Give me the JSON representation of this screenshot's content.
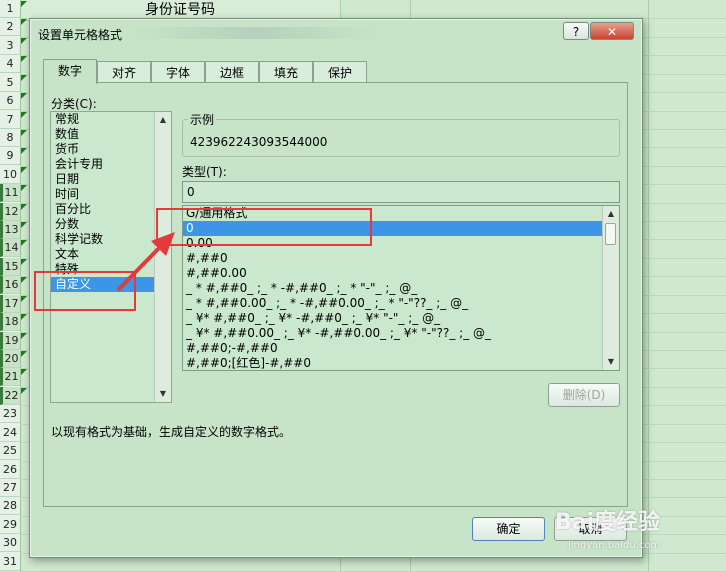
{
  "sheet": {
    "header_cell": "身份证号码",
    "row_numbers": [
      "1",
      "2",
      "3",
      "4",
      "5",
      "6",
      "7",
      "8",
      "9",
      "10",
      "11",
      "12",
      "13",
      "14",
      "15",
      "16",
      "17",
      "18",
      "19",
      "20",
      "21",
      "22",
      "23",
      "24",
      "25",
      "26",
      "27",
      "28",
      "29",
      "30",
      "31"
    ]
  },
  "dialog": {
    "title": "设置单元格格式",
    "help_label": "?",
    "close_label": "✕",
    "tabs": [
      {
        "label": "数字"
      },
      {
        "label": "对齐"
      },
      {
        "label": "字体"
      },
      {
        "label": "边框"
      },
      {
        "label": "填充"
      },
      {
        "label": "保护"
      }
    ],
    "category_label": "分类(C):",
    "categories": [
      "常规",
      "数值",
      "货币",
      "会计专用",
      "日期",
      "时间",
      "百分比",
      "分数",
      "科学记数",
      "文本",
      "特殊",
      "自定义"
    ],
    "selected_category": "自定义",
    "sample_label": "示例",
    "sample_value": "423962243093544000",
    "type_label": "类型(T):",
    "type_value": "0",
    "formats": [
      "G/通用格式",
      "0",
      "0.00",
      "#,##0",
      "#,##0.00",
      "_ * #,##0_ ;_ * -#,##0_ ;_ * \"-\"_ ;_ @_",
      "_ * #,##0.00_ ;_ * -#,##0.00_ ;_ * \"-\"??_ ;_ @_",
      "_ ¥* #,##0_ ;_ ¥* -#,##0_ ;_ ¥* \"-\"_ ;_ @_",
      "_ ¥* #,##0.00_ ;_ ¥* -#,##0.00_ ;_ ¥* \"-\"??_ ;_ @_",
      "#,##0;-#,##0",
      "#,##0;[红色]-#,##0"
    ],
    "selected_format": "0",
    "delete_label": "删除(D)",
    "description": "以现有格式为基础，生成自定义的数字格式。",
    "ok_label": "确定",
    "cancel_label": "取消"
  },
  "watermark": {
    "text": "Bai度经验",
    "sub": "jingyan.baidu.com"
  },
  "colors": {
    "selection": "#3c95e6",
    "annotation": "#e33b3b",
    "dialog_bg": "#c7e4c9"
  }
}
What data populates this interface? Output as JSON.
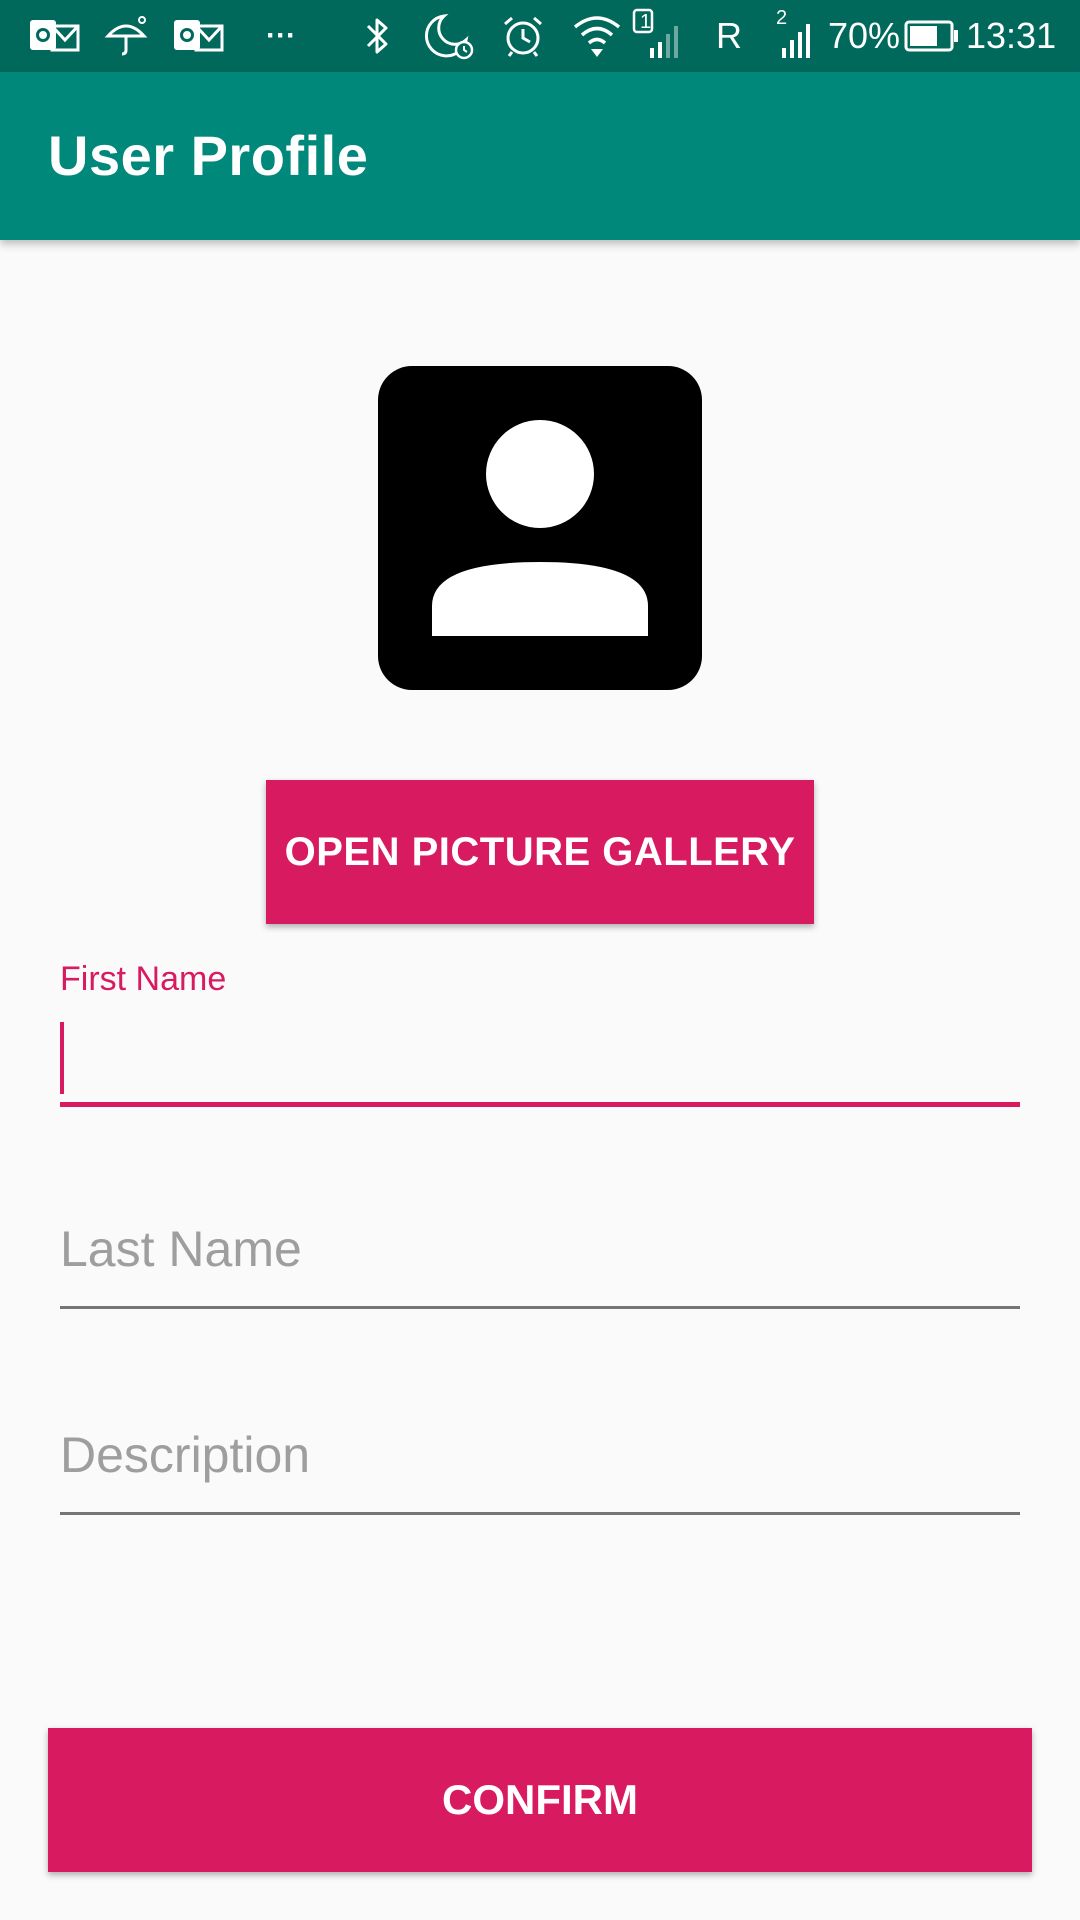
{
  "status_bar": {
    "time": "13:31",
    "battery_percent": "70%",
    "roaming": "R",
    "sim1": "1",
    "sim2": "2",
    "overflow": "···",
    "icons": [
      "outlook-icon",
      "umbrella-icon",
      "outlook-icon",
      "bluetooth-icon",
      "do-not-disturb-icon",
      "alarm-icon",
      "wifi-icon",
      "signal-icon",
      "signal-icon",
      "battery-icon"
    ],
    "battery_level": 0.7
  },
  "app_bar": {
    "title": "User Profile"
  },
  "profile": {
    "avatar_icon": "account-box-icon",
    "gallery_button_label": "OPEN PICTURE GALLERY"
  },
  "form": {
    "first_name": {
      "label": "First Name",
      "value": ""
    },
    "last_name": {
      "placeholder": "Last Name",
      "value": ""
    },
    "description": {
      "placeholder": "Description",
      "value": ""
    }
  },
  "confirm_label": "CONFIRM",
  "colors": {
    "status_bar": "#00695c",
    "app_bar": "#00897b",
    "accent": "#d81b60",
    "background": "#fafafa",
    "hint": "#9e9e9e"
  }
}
══════
Transcribe all entries above exactly. Drop the pictures.

### EXERCISE SOLUTION
Give me the JSON representation of this screenshot's content.
{
  "sheet": {
    "header_cell": "身份证号码",
    "row_numbers": [
      "1",
      "2",
      "3",
      "4",
      "5",
      "6",
      "7",
      "8",
      "9",
      "10",
      "11",
      "12",
      "13",
      "14",
      "15",
      "16",
      "17",
      "18",
      "19",
      "20",
      "21",
      "22",
      "23",
      "24",
      "25",
      "26",
      "27",
      "28",
      "29",
      "30",
      "31"
    ]
  },
  "dialog": {
    "title": "设置单元格格式",
    "help_label": "?",
    "close_label": "✕",
    "tabs": [
      {
        "label": "数字"
      },
      {
        "label": "对齐"
      },
      {
        "label": "字体"
      },
      {
        "label": "边框"
      },
      {
        "label": "填充"
      },
      {
        "label": "保护"
      }
    ],
    "category_label": "分类(C):",
    "categories": [
      "常规",
      "数值",
      "货币",
      "会计专用",
      "日期",
      "时间",
      "百分比",
      "分数",
      "科学记数",
      "文本",
      "特殊",
      "自定义"
    ],
    "selected_category": "自定义",
    "sample_label": "示例",
    "sample_value": "423962243093544000",
    "type_label": "类型(T):",
    "type_value": "0",
    "formats": [
      "G/通用格式",
      "0",
      "0.00",
      "#,##0",
      "#,##0.00",
      "_ * #,##0_ ;_ * -#,##0_ ;_ * \"-\"_ ;_ @_",
      "_ * #,##0.00_ ;_ * -#,##0.00_ ;_ * \"-\"??_ ;_ @_",
      "_ ¥* #,##0_ ;_ ¥* -#,##0_ ;_ ¥* \"-\"_ ;_ @_",
      "_ ¥* #,##0.00_ ;_ ¥* -#,##0.00_ ;_ ¥* \"-\"??_ ;_ @_",
      "#,##0;-#,##0",
      "#,##0;[红色]-#,##0"
    ],
    "selected_format": "0",
    "delete_label": "删除(D)",
    "description": "以现有格式为基础，生成自定义的数字格式。",
    "ok_label": "确定",
    "cancel_label": "取消"
  },
  "watermark": {
    "text": "Bai度经验",
    "sub": "jingyan.baidu.com"
  },
  "colors": {
    "selection": "#3c95e6",
    "annotation": "#e33b3b",
    "dialog_bg": "#c7e4c9"
  }
}
What data populates this interface? Output as JSON.
{
  "status_bar": {
    "time": "13:31",
    "battery_percent": "70%",
    "roaming": "R",
    "sim1": "1",
    "sim2": "2",
    "overflow": "···",
    "icons": [
      "outlook-icon",
      "umbrella-icon",
      "outlook-icon",
      "bluetooth-icon",
      "do-not-disturb-icon",
      "alarm-icon",
      "wifi-icon",
      "signal-icon",
      "signal-icon",
      "battery-icon"
    ],
    "battery_level": 0.7
  },
  "app_bar": {
    "title": "User Profile"
  },
  "profile": {
    "avatar_icon": "account-box-icon",
    "gallery_button_label": "OPEN PICTURE GALLERY"
  },
  "form": {
    "first_name": {
      "label": "First Name",
      "value": ""
    },
    "last_name": {
      "placeholder": "Last Name",
      "value": ""
    },
    "description": {
      "placeholder": "Description",
      "value": ""
    }
  },
  "confirm_label": "CONFIRM",
  "colors": {
    "status_bar": "#00695c",
    "app_bar": "#00897b",
    "accent": "#d81b60",
    "background": "#fafafa",
    "hint": "#9e9e9e"
  }
}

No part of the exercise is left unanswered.